STATED EXERCISE
Single out the lines that include the word "video". Copy them.

Extracted records
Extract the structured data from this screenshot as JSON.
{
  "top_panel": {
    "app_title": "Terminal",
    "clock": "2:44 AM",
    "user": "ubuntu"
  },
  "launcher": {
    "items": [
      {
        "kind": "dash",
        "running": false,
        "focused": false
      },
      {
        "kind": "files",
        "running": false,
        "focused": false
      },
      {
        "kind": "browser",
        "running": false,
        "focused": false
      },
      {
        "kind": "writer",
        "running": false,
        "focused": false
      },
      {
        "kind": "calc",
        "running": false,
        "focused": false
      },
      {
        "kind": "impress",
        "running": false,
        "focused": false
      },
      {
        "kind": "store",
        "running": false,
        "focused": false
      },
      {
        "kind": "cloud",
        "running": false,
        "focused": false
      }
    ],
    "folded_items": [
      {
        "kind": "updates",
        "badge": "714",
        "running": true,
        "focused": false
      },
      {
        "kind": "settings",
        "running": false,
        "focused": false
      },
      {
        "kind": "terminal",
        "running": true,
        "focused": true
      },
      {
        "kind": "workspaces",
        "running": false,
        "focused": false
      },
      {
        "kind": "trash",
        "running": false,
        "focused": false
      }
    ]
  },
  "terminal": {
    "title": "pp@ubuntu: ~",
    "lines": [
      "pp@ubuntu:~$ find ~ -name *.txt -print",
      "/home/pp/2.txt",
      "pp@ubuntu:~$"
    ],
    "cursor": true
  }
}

...

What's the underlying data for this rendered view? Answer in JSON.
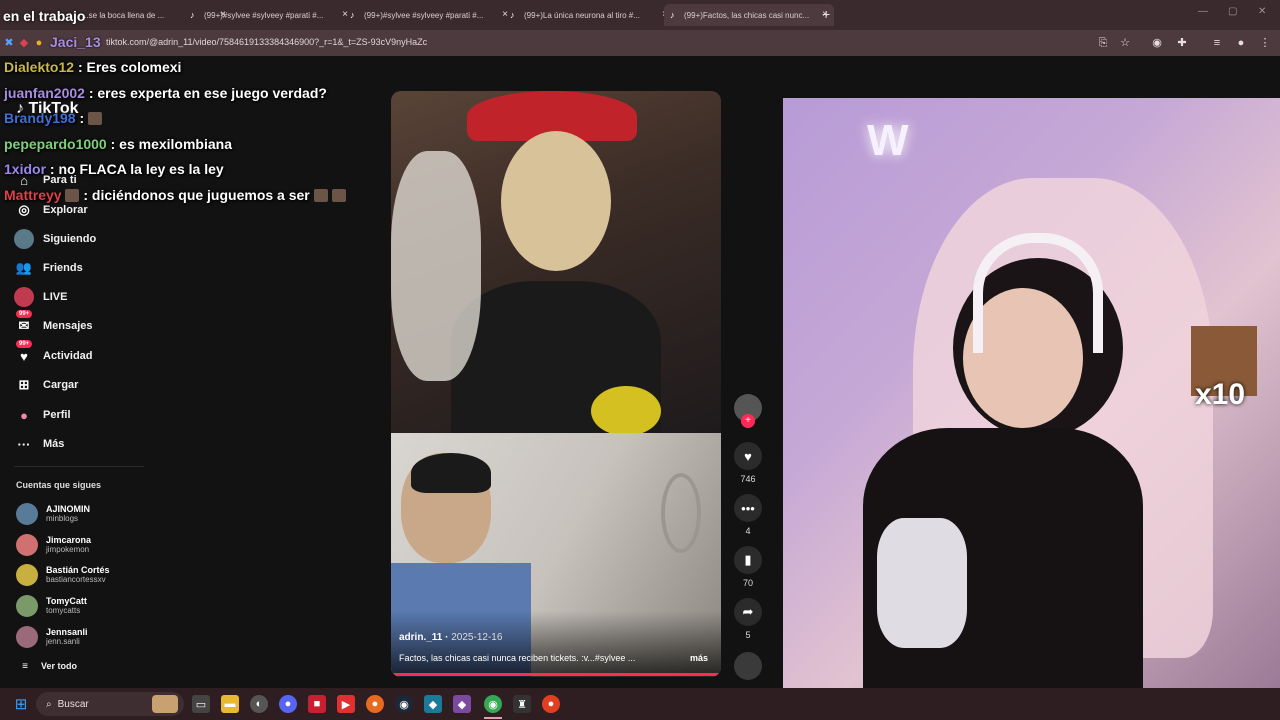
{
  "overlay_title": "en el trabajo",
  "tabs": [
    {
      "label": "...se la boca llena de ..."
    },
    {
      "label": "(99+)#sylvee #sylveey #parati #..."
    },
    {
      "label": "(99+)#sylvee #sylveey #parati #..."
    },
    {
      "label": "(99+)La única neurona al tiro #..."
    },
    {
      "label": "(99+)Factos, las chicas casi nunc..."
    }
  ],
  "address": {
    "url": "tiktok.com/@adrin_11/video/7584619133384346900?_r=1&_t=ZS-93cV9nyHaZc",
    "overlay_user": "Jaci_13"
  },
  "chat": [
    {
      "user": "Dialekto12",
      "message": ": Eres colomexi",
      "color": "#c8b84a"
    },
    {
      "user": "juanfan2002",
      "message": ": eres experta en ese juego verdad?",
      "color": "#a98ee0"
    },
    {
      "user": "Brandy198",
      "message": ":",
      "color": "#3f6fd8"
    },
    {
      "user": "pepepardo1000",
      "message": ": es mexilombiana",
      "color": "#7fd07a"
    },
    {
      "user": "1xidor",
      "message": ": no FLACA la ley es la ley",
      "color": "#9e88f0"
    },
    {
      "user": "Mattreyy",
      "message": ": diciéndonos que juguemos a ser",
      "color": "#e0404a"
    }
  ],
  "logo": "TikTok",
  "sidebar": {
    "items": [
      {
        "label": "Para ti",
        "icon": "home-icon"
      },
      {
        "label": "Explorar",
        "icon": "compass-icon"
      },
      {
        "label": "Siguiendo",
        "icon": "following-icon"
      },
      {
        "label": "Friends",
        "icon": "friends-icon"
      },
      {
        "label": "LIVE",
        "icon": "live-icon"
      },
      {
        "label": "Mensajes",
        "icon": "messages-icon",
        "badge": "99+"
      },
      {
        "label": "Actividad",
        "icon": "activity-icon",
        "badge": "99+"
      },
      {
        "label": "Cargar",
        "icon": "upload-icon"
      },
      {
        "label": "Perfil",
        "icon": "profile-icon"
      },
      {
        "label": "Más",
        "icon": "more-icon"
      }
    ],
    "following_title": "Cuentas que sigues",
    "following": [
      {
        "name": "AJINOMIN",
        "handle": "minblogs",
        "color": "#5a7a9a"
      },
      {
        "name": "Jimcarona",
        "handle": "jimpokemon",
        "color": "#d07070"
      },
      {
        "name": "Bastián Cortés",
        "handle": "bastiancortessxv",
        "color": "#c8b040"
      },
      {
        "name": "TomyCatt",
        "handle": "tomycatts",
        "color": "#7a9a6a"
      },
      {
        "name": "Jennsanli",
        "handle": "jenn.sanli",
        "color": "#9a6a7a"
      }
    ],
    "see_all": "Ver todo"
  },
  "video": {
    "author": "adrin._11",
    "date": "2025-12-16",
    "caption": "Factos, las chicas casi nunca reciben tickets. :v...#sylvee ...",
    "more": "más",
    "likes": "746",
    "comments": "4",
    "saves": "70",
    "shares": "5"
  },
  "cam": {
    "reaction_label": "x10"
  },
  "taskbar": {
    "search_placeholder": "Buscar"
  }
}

SOLVED EXERCISE
    "url": "tiktok.com/@adrin_11/video/7584619133384346900?_r=1&_t=ZS-93cV9nyHaZc",
  "video": {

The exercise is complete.